Copy out all of the material exactly as presented.

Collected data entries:
** start **
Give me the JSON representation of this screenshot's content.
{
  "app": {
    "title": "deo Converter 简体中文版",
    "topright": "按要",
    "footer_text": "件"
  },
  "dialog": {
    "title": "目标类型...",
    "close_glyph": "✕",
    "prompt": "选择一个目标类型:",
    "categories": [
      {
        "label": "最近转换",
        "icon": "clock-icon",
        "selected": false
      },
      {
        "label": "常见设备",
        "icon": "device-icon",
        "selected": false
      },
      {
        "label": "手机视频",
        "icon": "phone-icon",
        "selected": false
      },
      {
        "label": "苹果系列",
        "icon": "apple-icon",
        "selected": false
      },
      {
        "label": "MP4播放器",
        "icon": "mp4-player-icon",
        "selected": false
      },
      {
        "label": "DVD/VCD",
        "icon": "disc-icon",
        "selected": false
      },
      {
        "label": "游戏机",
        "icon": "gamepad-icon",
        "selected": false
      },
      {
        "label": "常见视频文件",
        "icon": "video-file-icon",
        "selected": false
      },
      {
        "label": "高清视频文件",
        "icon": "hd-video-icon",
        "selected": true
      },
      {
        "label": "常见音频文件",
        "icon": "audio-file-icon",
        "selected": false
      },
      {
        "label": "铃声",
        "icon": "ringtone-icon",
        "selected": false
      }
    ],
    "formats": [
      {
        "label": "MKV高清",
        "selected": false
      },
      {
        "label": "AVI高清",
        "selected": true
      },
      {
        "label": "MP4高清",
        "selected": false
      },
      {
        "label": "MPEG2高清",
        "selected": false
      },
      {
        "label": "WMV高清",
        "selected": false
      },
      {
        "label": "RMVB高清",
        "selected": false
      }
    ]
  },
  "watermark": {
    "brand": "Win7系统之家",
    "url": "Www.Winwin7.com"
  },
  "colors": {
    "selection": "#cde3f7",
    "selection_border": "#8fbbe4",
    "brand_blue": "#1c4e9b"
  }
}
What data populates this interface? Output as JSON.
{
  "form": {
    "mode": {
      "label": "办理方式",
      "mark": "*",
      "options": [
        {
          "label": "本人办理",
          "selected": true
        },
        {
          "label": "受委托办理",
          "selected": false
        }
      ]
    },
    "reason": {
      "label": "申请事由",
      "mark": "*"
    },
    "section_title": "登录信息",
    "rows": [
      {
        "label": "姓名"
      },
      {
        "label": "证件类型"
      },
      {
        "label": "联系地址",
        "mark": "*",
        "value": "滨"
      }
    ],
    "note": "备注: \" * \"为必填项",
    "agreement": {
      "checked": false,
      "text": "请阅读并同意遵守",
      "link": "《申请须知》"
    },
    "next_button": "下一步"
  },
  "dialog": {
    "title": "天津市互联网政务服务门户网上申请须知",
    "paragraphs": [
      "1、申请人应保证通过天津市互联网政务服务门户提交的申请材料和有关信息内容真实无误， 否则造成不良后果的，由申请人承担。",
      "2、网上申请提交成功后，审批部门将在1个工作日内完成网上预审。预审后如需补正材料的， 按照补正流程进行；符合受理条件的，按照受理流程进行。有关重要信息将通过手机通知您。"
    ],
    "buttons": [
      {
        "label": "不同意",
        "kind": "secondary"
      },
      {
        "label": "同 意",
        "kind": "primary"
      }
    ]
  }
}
** end **
## Completed task
Give me the JSON representation of this screenshot's content.
{
  "app": {
    "title": "deo Converter 简体中文版",
    "topright": "按要",
    "footer_text": "件"
  },
  "dialog": {
    "title": "目标类型...",
    "close_glyph": "✕",
    "prompt": "选择一个目标类型:",
    "categories": [
      {
        "label": "最近转换",
        "icon": "clock-icon",
        "selected": false
      },
      {
        "label": "常见设备",
        "icon": "device-icon",
        "selected": false
      },
      {
        "label": "手机视频",
        "icon": "phone-icon",
        "selected": false
      },
      {
        "label": "苹果系列",
        "icon": "apple-icon",
        "selected": false
      },
      {
        "label": "MP4播放器",
        "icon": "mp4-player-icon",
        "selected": false
      },
      {
        "label": "DVD/VCD",
        "icon": "disc-icon",
        "selected": false
      },
      {
        "label": "游戏机",
        "icon": "gamepad-icon",
        "selected": false
      },
      {
        "label": "常见视频文件",
        "icon": "video-file-icon",
        "selected": false
      },
      {
        "label": "高清视频文件",
        "icon": "hd-video-icon",
        "selected": true
      },
      {
        "label": "常见音频文件",
        "icon": "audio-file-icon",
        "selected": false
      },
      {
        "label": "铃声",
        "icon": "ringtone-icon",
        "selected": false
      }
    ],
    "formats": [
      {
        "label": "MKV高清",
        "selected": false
      },
      {
        "label": "AVI高清",
        "selected": true
      },
      {
        "label": "MP4高清",
        "selected": false
      },
      {
        "label": "MPEG2高清",
        "selected": false
      },
      {
        "label": "WMV高清",
        "selected": false
      },
      {
        "label": "RMVB高清",
        "selected": false
      }
    ]
  },
  "watermark": {
    "brand": "Win7系统之家",
    "url": "Www.Winwin7.com"
  },
  "colors": {
    "selection": "#cde3f7",
    "selection_border": "#8fbbe4",
    "brand_blue": "#1c4e9b"
  }
}
What data populates this interface? Output as JSON.
{
  "form": {
    "mode": {
      "label": "办理方式",
      "mark": "*",
      "options": [
        {
          "label": "本人办理",
          "selected": true
        },
        {
          "label": "受委托办理",
          "selected": false
        }
      ]
    },
    "reason": {
      "label": "申请事由",
      "mark": "*"
    },
    "section_title": "登录信息",
    "rows": [
      {
        "label": "姓名"
      },
      {
        "label": "证件类型"
      },
      {
        "label": "联系地址",
        "mark": "*",
        "value": "滨"
      }
    ],
    "note": "备注: \" * \"为必填项",
    "agreement": {
      "checked": false,
      "text": "请阅读并同意遵守",
      "link": "《申请须知》"
    },
    "next_button": "下一步"
  },
  "dialog": {
    "title": "天津市互联网政务服务门户网上申请须知",
    "paragraphs": [
      "1、申请人应保证通过天津市互联网政务服务门户提交的申请材料和有关信息内容真实无误， 否则造成不良后果的，由申请人承担。",
      "2、网上申请提交成功后，审批部门将在1个工作日内完成网上预审。预审后如需补正材料的， 按照补正流程进行；符合受理条件的，按照受理流程进行。有关重要信息将通过手机通知您。"
    ],
    "buttons": [
      {
        "label": "不同意",
        "kind": "secondary"
      },
      {
        "label": "同 意",
        "kind": "primary"
      }
    ]
  }
}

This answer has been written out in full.